Some records:
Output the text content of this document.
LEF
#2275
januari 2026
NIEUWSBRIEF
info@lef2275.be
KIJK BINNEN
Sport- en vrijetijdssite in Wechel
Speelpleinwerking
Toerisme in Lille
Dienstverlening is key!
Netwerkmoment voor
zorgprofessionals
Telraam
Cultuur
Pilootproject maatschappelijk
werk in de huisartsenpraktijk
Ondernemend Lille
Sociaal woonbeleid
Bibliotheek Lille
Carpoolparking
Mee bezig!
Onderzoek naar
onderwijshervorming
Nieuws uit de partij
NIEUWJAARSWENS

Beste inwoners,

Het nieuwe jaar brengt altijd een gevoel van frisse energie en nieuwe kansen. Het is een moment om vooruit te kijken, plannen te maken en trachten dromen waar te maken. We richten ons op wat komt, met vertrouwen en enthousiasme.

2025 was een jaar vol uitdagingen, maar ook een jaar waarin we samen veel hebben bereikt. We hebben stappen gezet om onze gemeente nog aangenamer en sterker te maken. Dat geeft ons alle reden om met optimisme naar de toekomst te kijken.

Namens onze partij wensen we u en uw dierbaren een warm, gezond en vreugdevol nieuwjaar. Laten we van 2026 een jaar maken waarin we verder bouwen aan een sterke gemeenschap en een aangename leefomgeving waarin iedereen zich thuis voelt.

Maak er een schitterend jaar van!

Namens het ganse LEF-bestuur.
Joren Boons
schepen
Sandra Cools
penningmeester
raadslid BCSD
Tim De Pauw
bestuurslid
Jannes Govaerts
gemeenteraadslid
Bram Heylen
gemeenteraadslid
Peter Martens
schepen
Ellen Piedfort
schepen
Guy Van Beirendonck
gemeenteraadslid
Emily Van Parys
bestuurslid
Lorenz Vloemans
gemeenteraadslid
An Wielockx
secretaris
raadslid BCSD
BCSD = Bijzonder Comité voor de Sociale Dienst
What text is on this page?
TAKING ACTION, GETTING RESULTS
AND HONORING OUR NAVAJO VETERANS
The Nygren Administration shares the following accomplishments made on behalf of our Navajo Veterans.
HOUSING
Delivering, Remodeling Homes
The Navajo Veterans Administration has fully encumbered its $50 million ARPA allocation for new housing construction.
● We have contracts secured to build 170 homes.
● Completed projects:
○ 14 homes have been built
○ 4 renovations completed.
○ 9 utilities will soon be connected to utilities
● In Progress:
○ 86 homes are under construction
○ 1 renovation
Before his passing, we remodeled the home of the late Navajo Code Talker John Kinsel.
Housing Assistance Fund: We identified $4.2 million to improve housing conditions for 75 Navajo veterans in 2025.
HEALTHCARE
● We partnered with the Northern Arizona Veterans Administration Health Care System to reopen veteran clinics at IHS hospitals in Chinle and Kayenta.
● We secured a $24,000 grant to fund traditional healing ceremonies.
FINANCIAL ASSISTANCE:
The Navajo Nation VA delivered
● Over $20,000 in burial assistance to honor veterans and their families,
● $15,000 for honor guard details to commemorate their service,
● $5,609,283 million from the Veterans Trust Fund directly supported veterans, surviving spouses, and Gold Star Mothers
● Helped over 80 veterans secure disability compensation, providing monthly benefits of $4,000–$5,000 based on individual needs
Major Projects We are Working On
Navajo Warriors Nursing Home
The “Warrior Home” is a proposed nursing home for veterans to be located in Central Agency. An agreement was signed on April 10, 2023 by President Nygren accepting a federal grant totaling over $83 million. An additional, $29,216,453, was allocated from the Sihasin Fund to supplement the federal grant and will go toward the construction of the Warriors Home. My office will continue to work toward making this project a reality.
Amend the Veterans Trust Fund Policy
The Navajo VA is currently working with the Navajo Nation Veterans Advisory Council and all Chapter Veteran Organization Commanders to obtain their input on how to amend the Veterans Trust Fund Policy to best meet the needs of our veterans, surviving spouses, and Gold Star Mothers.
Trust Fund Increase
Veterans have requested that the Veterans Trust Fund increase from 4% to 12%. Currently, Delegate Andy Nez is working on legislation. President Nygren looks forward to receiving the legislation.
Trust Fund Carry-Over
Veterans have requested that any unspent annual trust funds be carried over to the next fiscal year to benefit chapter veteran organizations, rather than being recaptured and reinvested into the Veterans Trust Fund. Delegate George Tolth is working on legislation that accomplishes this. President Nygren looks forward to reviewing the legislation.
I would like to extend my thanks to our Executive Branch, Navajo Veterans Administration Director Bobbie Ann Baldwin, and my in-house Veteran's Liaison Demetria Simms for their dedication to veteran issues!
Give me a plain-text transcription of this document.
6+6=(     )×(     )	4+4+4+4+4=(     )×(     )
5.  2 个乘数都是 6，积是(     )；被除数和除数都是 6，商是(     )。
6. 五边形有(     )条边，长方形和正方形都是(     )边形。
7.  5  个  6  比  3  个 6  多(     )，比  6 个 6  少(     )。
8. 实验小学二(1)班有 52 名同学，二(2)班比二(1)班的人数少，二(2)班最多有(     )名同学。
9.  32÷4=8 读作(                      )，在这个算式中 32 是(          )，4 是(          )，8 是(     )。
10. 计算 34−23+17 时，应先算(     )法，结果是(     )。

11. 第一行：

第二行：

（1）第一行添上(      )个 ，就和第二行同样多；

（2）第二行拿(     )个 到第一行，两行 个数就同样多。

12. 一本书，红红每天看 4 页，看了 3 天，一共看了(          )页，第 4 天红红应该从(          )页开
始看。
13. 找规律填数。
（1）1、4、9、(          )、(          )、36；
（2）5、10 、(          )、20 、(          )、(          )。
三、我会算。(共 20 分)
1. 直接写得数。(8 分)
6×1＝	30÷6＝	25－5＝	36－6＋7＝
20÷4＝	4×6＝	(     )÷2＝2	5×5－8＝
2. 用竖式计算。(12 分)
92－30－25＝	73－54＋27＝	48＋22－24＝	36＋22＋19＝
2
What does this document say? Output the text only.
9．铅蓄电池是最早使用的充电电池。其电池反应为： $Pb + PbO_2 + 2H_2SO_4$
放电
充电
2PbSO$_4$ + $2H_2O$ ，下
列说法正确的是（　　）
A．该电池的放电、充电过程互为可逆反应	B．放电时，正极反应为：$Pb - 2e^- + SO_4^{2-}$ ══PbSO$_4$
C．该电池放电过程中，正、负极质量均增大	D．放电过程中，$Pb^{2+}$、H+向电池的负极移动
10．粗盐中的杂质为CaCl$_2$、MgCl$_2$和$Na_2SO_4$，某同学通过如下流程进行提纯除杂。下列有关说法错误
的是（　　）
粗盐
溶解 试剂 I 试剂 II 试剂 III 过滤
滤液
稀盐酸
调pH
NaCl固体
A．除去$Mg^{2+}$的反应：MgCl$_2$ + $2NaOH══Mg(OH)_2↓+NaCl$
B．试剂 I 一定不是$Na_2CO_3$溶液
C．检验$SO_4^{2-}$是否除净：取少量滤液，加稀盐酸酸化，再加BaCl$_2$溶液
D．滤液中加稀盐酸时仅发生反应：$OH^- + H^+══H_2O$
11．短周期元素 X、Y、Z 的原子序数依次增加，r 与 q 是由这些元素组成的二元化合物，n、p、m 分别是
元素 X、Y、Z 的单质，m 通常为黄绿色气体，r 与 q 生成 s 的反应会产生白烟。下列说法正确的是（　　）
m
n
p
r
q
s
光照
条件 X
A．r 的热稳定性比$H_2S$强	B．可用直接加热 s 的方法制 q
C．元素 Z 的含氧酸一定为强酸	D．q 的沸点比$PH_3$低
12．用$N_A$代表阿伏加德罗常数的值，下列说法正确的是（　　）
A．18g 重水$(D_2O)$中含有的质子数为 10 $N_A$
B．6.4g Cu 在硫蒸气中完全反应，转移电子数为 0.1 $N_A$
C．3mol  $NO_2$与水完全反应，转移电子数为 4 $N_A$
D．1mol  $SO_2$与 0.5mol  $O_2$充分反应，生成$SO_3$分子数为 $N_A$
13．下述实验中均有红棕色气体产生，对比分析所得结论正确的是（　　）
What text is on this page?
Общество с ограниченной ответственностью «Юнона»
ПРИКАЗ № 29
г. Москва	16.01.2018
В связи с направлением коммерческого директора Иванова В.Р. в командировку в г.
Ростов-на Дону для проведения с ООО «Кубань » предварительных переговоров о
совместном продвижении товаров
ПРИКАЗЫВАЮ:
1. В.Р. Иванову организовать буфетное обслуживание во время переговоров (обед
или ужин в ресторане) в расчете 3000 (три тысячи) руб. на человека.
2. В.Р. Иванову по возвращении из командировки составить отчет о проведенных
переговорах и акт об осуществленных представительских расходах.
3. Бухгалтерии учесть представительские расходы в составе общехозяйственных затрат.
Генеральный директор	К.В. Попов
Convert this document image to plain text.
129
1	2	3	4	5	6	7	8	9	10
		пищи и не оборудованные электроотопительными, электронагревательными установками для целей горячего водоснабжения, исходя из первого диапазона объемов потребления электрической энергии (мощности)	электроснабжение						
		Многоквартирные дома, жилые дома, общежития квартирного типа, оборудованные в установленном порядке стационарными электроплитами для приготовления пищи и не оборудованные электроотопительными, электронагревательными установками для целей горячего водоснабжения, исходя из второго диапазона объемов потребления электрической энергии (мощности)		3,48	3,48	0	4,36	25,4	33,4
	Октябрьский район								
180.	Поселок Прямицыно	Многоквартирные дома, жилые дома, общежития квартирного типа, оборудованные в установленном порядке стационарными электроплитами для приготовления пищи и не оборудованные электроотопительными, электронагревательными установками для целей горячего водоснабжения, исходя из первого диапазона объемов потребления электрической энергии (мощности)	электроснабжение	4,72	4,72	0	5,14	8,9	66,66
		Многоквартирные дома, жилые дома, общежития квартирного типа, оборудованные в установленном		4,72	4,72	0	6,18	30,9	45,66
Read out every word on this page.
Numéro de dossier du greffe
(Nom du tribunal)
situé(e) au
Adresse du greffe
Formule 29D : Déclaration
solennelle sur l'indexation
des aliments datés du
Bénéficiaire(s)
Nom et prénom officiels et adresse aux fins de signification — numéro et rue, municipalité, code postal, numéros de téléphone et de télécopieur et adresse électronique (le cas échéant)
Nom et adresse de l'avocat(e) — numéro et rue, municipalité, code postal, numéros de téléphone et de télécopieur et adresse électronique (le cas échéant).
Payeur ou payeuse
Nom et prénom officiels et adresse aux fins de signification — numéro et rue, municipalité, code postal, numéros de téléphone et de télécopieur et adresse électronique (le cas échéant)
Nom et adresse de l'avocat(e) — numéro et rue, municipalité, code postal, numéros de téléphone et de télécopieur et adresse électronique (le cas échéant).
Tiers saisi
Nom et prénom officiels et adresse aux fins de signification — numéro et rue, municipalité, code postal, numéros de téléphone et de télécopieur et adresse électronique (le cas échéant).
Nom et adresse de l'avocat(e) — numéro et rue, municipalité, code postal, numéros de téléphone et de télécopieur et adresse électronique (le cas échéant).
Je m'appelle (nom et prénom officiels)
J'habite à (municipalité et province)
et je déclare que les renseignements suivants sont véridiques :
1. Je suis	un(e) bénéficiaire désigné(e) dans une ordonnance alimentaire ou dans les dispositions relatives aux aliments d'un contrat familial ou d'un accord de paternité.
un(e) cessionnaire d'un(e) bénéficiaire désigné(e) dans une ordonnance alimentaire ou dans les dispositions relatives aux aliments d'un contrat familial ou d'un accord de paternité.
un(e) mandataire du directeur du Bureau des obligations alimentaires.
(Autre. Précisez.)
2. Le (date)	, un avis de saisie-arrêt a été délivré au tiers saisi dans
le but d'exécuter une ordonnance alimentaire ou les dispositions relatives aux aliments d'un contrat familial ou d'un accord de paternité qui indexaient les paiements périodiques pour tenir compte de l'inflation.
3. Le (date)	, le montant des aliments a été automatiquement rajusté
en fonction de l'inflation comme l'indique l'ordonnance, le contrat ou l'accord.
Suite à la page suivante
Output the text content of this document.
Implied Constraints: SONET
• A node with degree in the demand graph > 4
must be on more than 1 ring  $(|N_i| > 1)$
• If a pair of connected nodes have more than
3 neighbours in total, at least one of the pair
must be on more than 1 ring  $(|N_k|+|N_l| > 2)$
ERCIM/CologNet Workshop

**Given exercise**
Among the entries above, how many lines hold the string "prénom"? Give the number by itself.

**Correct response**
4